--- Begin ---

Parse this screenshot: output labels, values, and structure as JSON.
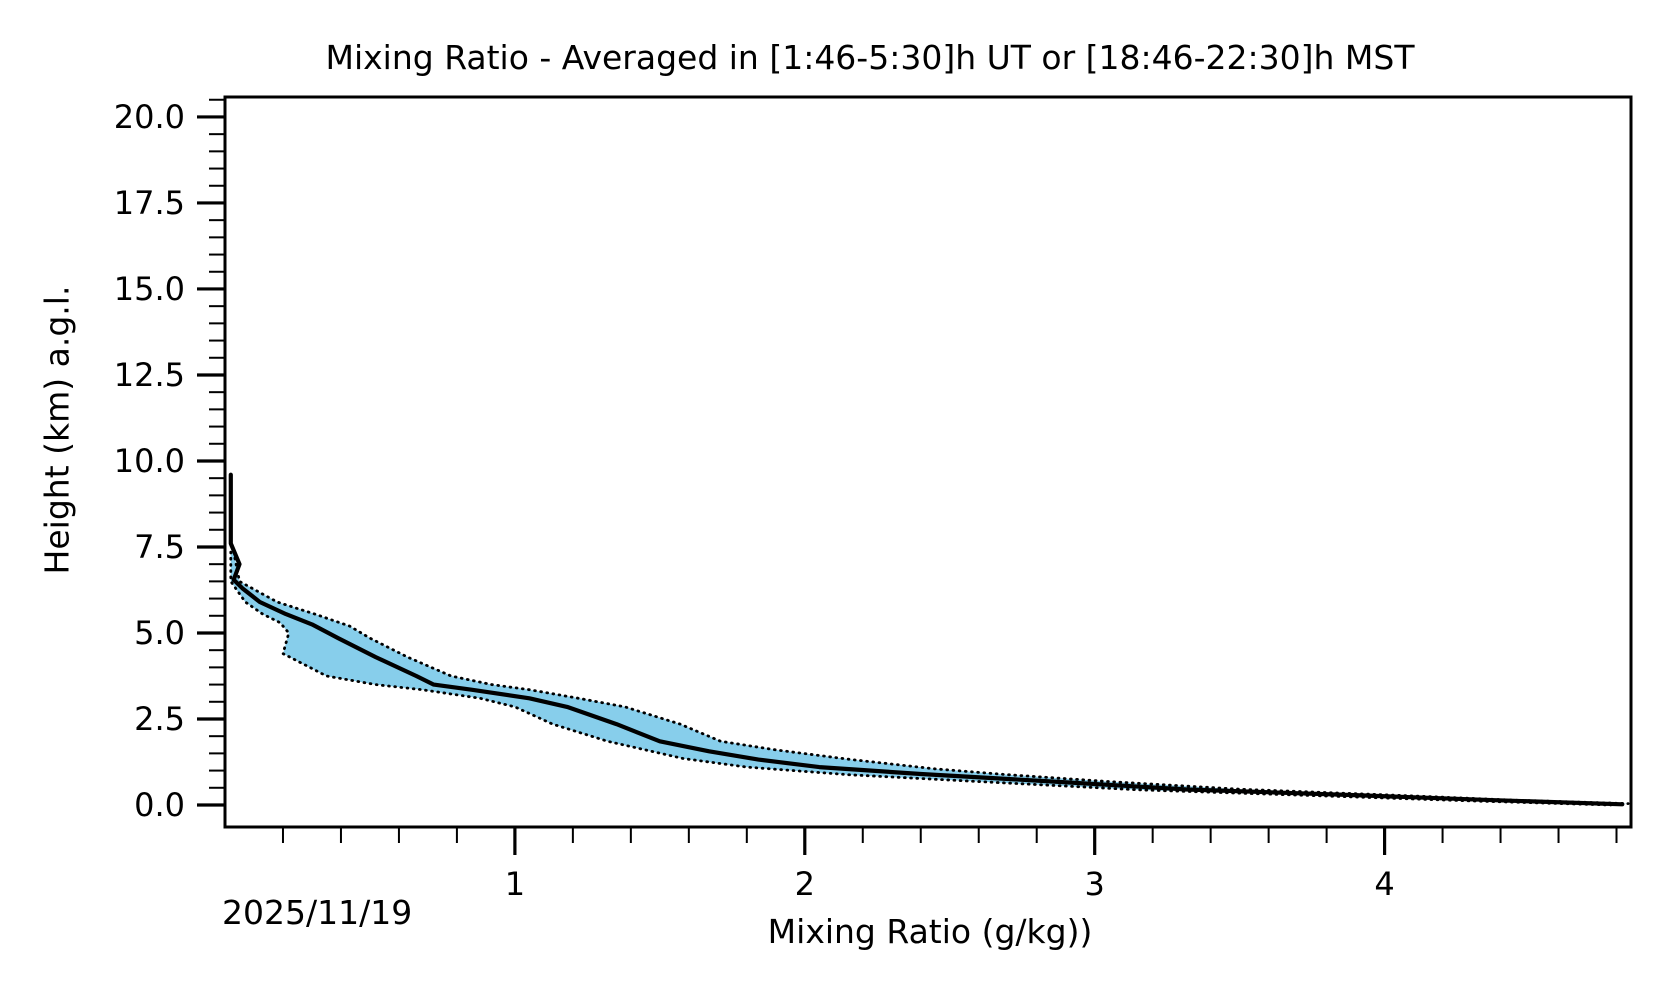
{
  "chart_data": {
    "type": "line",
    "title": "Mixing Ratio - Averaged in [1:46-5:30]h UT or [18:46-22:30]h MST",
    "xlabel": "Mixing Ratio (g/kg))",
    "ylabel": "Height (km) a.g.l.",
    "date_annotation": "2025/11/19",
    "xlim": [
      0,
      4.85
    ],
    "ylim": [
      -0.64,
      20.58
    ],
    "grid": false,
    "legend": "none",
    "xticks_major": [
      1,
      2,
      3,
      4
    ],
    "xtick_labels": [
      "1",
      "2",
      "3",
      "4"
    ],
    "xtick_minor_step": 0.2,
    "yticks_major": [
      0,
      2.5,
      5,
      7.5,
      10,
      12.5,
      15,
      17.5,
      20
    ],
    "ytick_labels": [
      "0.0",
      "2.5",
      "5.0",
      "7.5",
      "10.0",
      "12.5",
      "15.0",
      "17.5",
      "20.0"
    ],
    "ytick_minor_step": 0.5,
    "colors": {
      "mean_line": "#000000",
      "band_fill": "#87ceeb",
      "band_edge": "#000000",
      "axes": "#000000"
    },
    "series": [
      {
        "name": "mean_profile",
        "style": "solid",
        "points_gkg_km": [
          [
            0.02,
            9.6
          ],
          [
            0.02,
            7.6
          ],
          [
            0.05,
            7.0
          ],
          [
            0.03,
            6.55
          ],
          [
            0.06,
            6.3
          ],
          [
            0.12,
            5.9
          ],
          [
            0.21,
            5.55
          ],
          [
            0.3,
            5.25
          ],
          [
            0.39,
            4.85
          ],
          [
            0.52,
            4.3
          ],
          [
            0.66,
            3.75
          ],
          [
            0.72,
            3.5
          ],
          [
            0.85,
            3.35
          ],
          [
            1.05,
            3.1
          ],
          [
            1.18,
            2.85
          ],
          [
            1.35,
            2.35
          ],
          [
            1.5,
            1.85
          ],
          [
            1.67,
            1.56
          ],
          [
            1.84,
            1.32
          ],
          [
            2.05,
            1.1
          ],
          [
            2.4,
            0.9
          ],
          [
            2.86,
            0.68
          ],
          [
            3.32,
            0.45
          ],
          [
            3.92,
            0.28
          ],
          [
            4.38,
            0.14
          ],
          [
            4.82,
            0.02
          ]
        ]
      },
      {
        "name": "band_lower_bound",
        "style": "dotted",
        "points_gkg_km": [
          [
            0.02,
            7.35
          ],
          [
            0.02,
            6.5
          ],
          [
            0.07,
            5.9
          ],
          [
            0.13,
            5.55
          ],
          [
            0.19,
            5.3
          ],
          [
            0.22,
            5.0
          ],
          [
            0.2,
            4.4
          ],
          [
            0.35,
            3.75
          ],
          [
            0.52,
            3.5
          ],
          [
            0.68,
            3.35
          ],
          [
            0.88,
            3.1
          ],
          [
            1.0,
            2.85
          ],
          [
            1.13,
            2.35
          ],
          [
            1.32,
            1.85
          ],
          [
            1.45,
            1.6
          ],
          [
            1.58,
            1.35
          ],
          [
            1.8,
            1.1
          ],
          [
            2.15,
            0.88
          ],
          [
            2.65,
            0.66
          ],
          [
            3.15,
            0.44
          ],
          [
            3.8,
            0.26
          ],
          [
            4.3,
            0.12
          ],
          [
            4.78,
            0.0
          ]
        ]
      },
      {
        "name": "band_upper_bound",
        "style": "dotted",
        "points_gkg_km": [
          [
            0.03,
            7.35
          ],
          [
            0.05,
            6.5
          ],
          [
            0.18,
            5.9
          ],
          [
            0.31,
            5.55
          ],
          [
            0.43,
            5.2
          ],
          [
            0.5,
            4.85
          ],
          [
            0.63,
            4.3
          ],
          [
            0.78,
            3.75
          ],
          [
            0.92,
            3.5
          ],
          [
            1.05,
            3.35
          ],
          [
            1.22,
            3.1
          ],
          [
            1.38,
            2.85
          ],
          [
            1.57,
            2.35
          ],
          [
            1.71,
            1.85
          ],
          [
            1.9,
            1.6
          ],
          [
            2.15,
            1.33
          ],
          [
            2.45,
            1.05
          ],
          [
            2.7,
            0.88
          ],
          [
            3.05,
            0.68
          ],
          [
            3.5,
            0.46
          ],
          [
            4.05,
            0.28
          ],
          [
            4.45,
            0.14
          ],
          [
            4.84,
            0.04
          ]
        ]
      }
    ]
  }
}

--- End ---

Reproduce the whole listing exactly, but not the images in it.

**FINISHED ANSWER**
Parse this screenshot: output labels, values, and structure as JSON.
{
  "chart_data": {
    "type": "line",
    "title": "Mixing Ratio - Averaged in [1:46-5:30]h UT or [18:46-22:30]h MST",
    "xlabel": "Mixing Ratio (g/kg))",
    "ylabel": "Height (km) a.g.l.",
    "date_annotation": "2025/11/19",
    "xlim": [
      0,
      4.85
    ],
    "ylim": [
      -0.64,
      20.58
    ],
    "grid": false,
    "legend": "none",
    "xticks_major": [
      1,
      2,
      3,
      4
    ],
    "xtick_labels": [
      "1",
      "2",
      "3",
      "4"
    ],
    "xtick_minor_step": 0.2,
    "yticks_major": [
      0,
      2.5,
      5,
      7.5,
      10,
      12.5,
      15,
      17.5,
      20
    ],
    "ytick_labels": [
      "0.0",
      "2.5",
      "5.0",
      "7.5",
      "10.0",
      "12.5",
      "15.0",
      "17.5",
      "20.0"
    ],
    "ytick_minor_step": 0.5,
    "colors": {
      "mean_line": "#000000",
      "band_fill": "#87ceeb",
      "band_edge": "#000000",
      "axes": "#000000"
    },
    "series": [
      {
        "name": "mean_profile",
        "style": "solid",
        "points_gkg_km": [
          [
            0.02,
            9.6
          ],
          [
            0.02,
            7.6
          ],
          [
            0.05,
            7.0
          ],
          [
            0.03,
            6.55
          ],
          [
            0.06,
            6.3
          ],
          [
            0.12,
            5.9
          ],
          [
            0.21,
            5.55
          ],
          [
            0.3,
            5.25
          ],
          [
            0.39,
            4.85
          ],
          [
            0.52,
            4.3
          ],
          [
            0.66,
            3.75
          ],
          [
            0.72,
            3.5
          ],
          [
            0.85,
            3.35
          ],
          [
            1.05,
            3.1
          ],
          [
            1.18,
            2.85
          ],
          [
            1.35,
            2.35
          ],
          [
            1.5,
            1.85
          ],
          [
            1.67,
            1.56
          ],
          [
            1.84,
            1.32
          ],
          [
            2.05,
            1.1
          ],
          [
            2.4,
            0.9
          ],
          [
            2.86,
            0.68
          ],
          [
            3.32,
            0.45
          ],
          [
            3.92,
            0.28
          ],
          [
            4.38,
            0.14
          ],
          [
            4.82,
            0.02
          ]
        ]
      },
      {
        "name": "band_lower_bound",
        "style": "dotted",
        "points_gkg_km": [
          [
            0.02,
            7.35
          ],
          [
            0.02,
            6.5
          ],
          [
            0.07,
            5.9
          ],
          [
            0.13,
            5.55
          ],
          [
            0.19,
            5.3
          ],
          [
            0.22,
            5.0
          ],
          [
            0.2,
            4.4
          ],
          [
            0.35,
            3.75
          ],
          [
            0.52,
            3.5
          ],
          [
            0.68,
            3.35
          ],
          [
            0.88,
            3.1
          ],
          [
            1.0,
            2.85
          ],
          [
            1.13,
            2.35
          ],
          [
            1.32,
            1.85
          ],
          [
            1.45,
            1.6
          ],
          [
            1.58,
            1.35
          ],
          [
            1.8,
            1.1
          ],
          [
            2.15,
            0.88
          ],
          [
            2.65,
            0.66
          ],
          [
            3.15,
            0.44
          ],
          [
            3.8,
            0.26
          ],
          [
            4.3,
            0.12
          ],
          [
            4.78,
            0.0
          ]
        ]
      },
      {
        "name": "band_upper_bound",
        "style": "dotted",
        "points_gkg_km": [
          [
            0.03,
            7.35
          ],
          [
            0.05,
            6.5
          ],
          [
            0.18,
            5.9
          ],
          [
            0.31,
            5.55
          ],
          [
            0.43,
            5.2
          ],
          [
            0.5,
            4.85
          ],
          [
            0.63,
            4.3
          ],
          [
            0.78,
            3.75
          ],
          [
            0.92,
            3.5
          ],
          [
            1.05,
            3.35
          ],
          [
            1.22,
            3.1
          ],
          [
            1.38,
            2.85
          ],
          [
            1.57,
            2.35
          ],
          [
            1.71,
            1.85
          ],
          [
            1.9,
            1.6
          ],
          [
            2.15,
            1.33
          ],
          [
            2.45,
            1.05
          ],
          [
            2.7,
            0.88
          ],
          [
            3.05,
            0.68
          ],
          [
            3.5,
            0.46
          ],
          [
            4.05,
            0.28
          ],
          [
            4.45,
            0.14
          ],
          [
            4.84,
            0.04
          ]
        ]
      }
    ]
  }
}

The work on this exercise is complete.